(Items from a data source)
◇ ◇ ◇ ◇

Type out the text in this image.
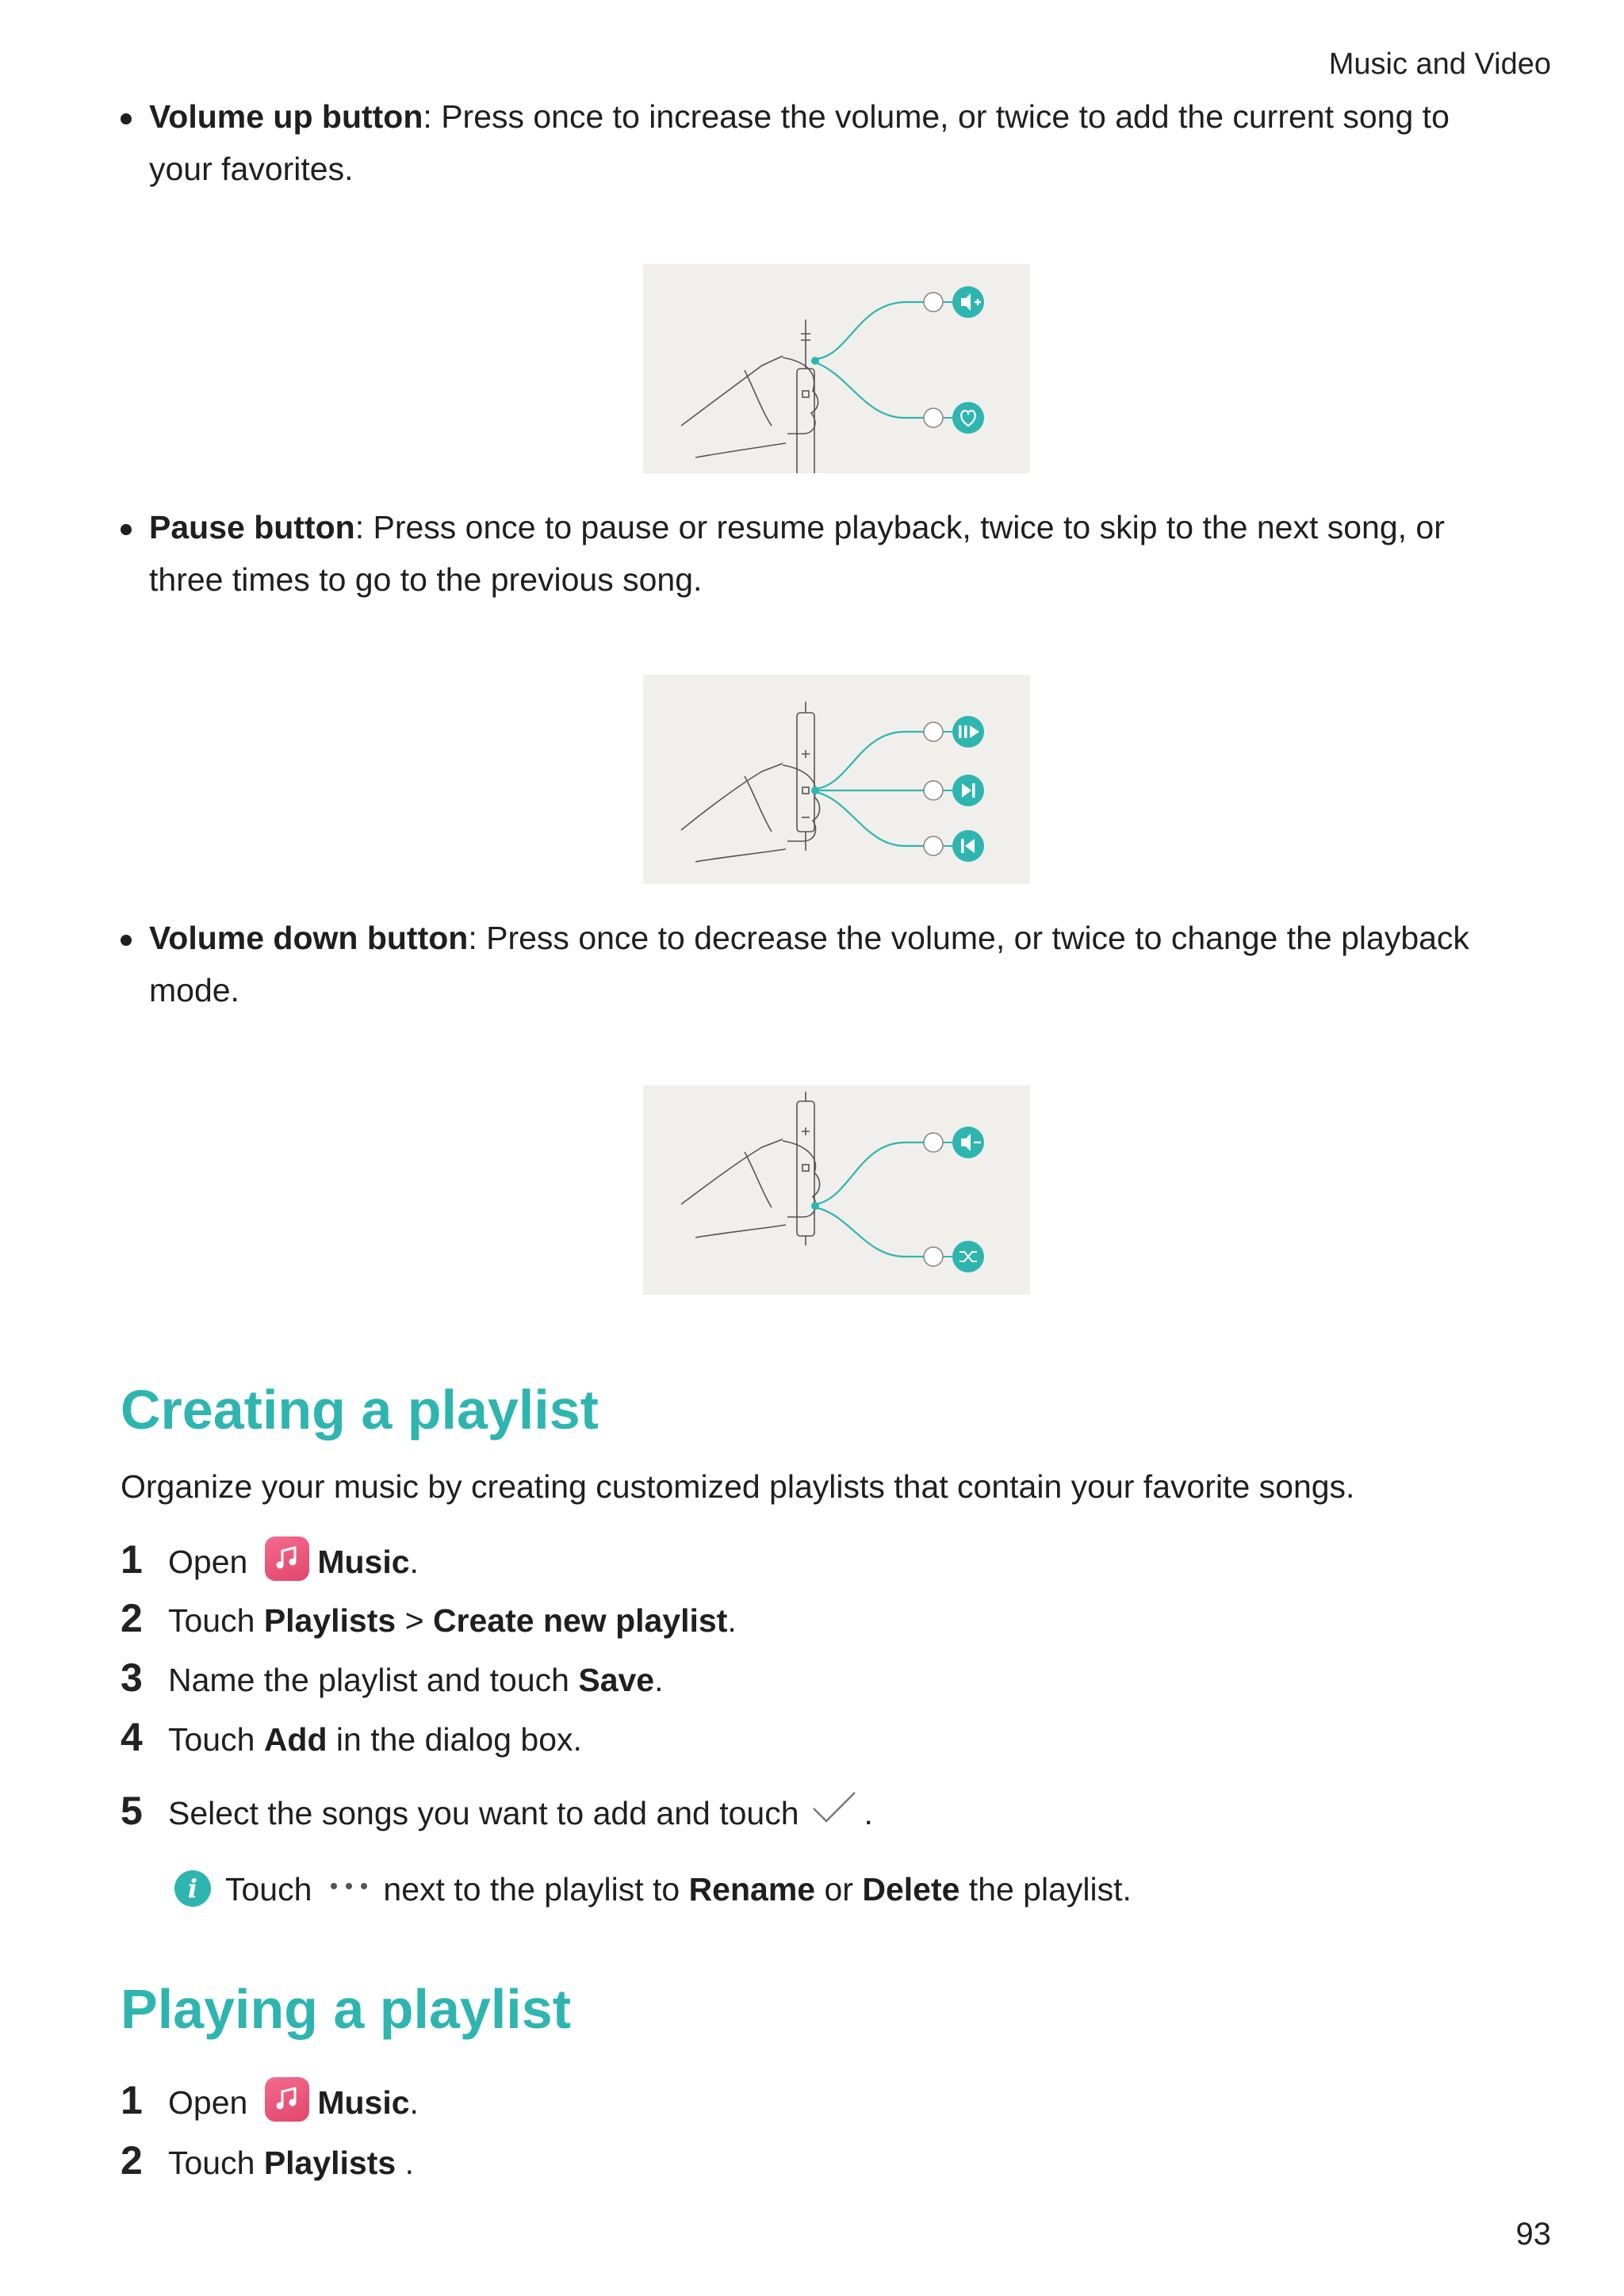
Music and Video
Volume up button: Press once to increase the volume, or twice to add the current song to your favorites.
Pause button: Press once to pause or resume playback, twice to skip to the next song, or three times to go to the previous song.
Volume down button: Press once to decrease the volume, or twice to change the playback mode.
Creating a playlist
Organize your music by creating customized playlists that contain your favorite songs.
1 Open Music.
2 Touch Playlists > Create new playlist.
3 Name the playlist and touch Save.
4 Touch Add in the dialog box.
5 Select the songs you want to add and touch .
i Touch next to the playlist to Rename or Delete the playlist.
Playing a playlist
1 Open Music.
2 Touch Playlists .
93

◇ ◇ ◇ ◇

▶ **Task details**
Transcribe the material as is, with images omitted.

▶ **Solution to this problem**
Type out the text in this image.
Music and Video
Volume up button: Press once to increase the volume, or twice to add the current song to your favorites.
Pause button: Press once to pause or resume playback, twice to skip to the next song, or three times to go to the previous song.
Volume down button: Press once to decrease the volume, or twice to change the playback mode.
Creating a playlist
Organize your music by creating customized playlists that contain your favorite songs.
1 Open Music.
2 Touch Playlists > Create new playlist.
3 Name the playlist and touch Save.
4 Touch Add in the dialog box.
5 Select the songs you want to add and touch .
i Touch next to the playlist to Rename or Delete the playlist.
Playing a playlist
1 Open Music.
2 Touch Playlists .
93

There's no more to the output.